## BEGIN Data provided

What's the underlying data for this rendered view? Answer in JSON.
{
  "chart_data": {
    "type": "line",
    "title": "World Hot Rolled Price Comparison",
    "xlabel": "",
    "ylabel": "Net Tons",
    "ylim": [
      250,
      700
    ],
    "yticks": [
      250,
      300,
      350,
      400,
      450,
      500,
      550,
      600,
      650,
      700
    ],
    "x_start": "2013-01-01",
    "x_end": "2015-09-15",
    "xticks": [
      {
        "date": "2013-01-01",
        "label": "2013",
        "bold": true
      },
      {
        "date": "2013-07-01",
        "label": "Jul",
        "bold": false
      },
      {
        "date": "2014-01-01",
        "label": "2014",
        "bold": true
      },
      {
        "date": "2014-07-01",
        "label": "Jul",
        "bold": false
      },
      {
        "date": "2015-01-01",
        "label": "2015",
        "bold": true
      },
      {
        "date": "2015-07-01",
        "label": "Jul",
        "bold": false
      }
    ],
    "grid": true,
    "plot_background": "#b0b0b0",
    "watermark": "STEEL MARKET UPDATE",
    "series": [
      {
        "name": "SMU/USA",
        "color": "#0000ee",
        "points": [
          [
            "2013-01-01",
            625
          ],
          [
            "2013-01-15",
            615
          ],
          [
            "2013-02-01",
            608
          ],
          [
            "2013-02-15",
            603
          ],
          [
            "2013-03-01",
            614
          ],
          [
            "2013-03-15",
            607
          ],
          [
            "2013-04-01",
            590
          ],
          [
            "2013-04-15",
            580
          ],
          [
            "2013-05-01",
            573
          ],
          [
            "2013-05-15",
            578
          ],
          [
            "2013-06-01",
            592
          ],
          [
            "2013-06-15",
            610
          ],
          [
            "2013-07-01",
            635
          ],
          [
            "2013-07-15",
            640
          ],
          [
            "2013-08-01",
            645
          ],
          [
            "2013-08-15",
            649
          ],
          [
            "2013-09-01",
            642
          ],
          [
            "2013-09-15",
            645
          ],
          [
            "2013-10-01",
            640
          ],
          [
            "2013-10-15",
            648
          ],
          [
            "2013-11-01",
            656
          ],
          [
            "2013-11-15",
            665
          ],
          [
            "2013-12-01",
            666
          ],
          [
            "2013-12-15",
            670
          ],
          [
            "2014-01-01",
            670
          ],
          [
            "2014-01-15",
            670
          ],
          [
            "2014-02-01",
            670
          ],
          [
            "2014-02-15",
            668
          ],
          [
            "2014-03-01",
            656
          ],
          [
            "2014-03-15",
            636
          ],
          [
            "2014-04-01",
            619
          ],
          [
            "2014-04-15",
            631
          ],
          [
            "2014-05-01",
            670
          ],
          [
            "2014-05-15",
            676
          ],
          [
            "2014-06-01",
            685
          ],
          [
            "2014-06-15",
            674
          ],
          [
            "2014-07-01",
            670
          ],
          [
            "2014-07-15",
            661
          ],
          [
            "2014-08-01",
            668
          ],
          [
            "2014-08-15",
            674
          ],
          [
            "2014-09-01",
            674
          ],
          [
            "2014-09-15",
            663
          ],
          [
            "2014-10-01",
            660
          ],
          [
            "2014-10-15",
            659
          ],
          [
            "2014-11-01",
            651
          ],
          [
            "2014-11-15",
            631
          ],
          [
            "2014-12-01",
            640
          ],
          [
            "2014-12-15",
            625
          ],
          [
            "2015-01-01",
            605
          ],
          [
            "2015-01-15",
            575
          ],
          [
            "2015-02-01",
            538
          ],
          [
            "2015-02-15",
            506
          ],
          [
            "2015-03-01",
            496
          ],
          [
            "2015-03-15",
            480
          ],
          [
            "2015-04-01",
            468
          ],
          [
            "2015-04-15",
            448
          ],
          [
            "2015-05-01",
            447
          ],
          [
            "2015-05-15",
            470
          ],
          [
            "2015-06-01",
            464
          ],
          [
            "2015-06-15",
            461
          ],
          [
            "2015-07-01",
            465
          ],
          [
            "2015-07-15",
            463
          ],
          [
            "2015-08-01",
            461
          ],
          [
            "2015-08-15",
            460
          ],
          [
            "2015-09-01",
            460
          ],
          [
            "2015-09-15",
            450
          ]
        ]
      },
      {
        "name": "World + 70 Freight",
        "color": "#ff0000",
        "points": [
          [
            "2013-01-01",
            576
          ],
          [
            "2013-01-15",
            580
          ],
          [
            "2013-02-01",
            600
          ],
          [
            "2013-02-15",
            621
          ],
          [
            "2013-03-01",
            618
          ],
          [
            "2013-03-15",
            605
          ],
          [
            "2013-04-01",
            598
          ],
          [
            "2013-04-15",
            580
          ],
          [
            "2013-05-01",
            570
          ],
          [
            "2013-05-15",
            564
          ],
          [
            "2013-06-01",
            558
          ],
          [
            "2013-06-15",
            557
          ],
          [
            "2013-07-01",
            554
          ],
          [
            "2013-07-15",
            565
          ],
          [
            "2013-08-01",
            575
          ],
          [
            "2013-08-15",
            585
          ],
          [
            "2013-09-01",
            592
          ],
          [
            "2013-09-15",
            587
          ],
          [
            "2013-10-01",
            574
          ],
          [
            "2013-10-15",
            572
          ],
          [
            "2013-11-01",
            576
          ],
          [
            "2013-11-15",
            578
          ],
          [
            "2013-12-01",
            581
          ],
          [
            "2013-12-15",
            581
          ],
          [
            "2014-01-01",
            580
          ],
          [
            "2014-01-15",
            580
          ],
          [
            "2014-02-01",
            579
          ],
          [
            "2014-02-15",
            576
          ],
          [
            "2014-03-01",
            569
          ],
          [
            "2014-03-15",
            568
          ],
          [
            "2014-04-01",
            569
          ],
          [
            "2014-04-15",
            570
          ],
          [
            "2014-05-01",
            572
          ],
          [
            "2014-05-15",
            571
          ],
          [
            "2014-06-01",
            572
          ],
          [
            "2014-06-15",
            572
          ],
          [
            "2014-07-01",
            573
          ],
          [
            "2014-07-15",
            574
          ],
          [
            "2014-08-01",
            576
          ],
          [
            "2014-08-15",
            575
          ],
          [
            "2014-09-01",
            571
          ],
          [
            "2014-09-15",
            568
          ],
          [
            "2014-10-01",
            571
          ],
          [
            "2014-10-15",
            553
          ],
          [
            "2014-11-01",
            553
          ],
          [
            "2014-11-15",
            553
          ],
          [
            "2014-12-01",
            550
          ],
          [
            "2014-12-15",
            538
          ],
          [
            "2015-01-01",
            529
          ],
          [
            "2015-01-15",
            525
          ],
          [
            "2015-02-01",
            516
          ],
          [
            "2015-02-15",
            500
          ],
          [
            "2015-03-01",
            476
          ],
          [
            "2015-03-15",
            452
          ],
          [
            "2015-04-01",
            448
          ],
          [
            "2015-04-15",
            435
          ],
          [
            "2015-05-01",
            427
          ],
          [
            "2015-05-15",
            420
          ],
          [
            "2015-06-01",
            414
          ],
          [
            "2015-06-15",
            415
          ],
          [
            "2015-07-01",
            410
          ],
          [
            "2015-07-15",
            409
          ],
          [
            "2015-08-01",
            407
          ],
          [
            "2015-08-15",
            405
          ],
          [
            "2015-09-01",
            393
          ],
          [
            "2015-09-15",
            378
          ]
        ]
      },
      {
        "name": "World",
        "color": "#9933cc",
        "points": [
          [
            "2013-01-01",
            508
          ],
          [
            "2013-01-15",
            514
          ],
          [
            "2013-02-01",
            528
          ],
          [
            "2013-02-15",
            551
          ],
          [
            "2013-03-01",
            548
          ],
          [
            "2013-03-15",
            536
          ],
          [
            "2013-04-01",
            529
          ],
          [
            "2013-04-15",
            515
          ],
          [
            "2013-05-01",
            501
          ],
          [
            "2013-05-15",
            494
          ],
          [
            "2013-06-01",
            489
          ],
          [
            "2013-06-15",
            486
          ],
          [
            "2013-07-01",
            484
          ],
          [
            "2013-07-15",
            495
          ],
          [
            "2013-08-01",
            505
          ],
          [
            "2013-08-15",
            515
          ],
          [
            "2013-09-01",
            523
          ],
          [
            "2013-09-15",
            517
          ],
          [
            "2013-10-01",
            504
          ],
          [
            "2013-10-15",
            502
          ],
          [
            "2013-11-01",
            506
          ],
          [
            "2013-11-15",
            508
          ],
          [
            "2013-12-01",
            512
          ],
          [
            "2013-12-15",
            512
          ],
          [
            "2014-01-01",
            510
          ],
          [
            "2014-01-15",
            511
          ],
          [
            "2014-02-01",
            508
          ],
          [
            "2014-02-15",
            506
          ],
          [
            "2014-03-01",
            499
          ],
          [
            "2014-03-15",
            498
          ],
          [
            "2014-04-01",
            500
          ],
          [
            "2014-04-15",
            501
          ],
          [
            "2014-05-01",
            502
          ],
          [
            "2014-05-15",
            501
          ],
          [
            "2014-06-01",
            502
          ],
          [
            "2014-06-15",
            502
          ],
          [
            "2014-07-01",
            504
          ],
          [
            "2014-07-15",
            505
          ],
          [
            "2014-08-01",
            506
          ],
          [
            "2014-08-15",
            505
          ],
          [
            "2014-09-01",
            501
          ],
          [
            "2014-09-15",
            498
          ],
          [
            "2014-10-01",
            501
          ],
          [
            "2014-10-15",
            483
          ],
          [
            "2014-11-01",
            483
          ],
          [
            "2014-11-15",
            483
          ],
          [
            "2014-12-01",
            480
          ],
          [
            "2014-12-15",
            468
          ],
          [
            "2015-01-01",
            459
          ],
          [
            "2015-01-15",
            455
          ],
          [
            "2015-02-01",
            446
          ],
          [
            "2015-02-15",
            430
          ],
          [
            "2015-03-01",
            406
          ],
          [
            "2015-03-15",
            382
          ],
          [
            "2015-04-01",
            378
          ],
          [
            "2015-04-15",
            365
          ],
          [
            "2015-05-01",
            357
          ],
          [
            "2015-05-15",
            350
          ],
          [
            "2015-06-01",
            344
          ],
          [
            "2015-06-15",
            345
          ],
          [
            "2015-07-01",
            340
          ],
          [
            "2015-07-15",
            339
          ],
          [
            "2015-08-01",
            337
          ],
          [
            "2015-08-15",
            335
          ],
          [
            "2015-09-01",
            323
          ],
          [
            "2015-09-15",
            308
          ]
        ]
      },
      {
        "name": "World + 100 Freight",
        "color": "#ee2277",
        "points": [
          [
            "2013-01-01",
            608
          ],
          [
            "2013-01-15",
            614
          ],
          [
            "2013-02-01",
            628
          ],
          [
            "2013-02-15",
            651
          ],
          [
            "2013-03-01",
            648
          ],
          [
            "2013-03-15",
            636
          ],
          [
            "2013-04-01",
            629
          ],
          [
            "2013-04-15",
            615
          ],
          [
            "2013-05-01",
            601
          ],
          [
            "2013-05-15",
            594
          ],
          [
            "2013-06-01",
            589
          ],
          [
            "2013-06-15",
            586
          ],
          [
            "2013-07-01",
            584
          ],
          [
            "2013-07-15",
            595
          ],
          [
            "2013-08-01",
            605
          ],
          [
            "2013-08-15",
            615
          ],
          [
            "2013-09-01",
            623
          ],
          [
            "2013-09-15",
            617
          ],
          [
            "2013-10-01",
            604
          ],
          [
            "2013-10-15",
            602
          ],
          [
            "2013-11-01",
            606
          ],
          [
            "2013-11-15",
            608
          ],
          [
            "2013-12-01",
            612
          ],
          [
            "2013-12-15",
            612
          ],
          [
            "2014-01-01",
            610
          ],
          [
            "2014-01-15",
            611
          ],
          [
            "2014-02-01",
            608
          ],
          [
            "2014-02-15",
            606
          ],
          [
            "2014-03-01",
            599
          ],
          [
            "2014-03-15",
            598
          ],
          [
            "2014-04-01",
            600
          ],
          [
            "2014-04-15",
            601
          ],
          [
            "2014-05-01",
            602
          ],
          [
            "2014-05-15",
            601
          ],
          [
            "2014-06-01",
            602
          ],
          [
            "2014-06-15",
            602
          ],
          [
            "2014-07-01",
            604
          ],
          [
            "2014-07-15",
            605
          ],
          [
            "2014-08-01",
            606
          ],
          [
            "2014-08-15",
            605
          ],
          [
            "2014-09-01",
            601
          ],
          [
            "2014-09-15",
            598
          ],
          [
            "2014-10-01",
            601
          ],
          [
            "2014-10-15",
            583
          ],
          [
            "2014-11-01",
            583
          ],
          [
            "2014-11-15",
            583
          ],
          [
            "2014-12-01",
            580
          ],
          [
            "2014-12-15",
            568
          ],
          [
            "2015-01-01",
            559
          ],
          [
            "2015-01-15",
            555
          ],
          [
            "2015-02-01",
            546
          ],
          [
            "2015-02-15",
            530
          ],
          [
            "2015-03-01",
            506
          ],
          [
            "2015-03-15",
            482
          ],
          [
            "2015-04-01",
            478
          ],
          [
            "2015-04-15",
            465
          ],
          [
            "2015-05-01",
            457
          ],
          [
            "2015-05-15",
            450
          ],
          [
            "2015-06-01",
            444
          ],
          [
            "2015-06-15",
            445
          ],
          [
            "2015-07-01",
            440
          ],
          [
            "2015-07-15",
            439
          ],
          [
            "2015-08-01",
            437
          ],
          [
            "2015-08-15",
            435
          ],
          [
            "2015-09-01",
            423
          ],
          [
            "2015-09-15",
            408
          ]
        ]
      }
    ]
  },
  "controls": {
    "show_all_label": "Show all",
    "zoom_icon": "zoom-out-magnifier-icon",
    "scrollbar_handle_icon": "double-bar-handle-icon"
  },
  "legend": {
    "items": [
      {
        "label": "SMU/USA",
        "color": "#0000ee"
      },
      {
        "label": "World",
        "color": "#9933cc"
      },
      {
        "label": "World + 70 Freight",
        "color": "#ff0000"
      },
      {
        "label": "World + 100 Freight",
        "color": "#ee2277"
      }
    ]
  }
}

## END Data provided

- _Work to complete_
Which lines include "Freight"? Copy each of them out.

- _Full solution_
        "name": "World + 70 Freight",
        "name": "World + 100 Freight",
        "label": "World + 70 Freight",
        "label": "World + 100 Freight",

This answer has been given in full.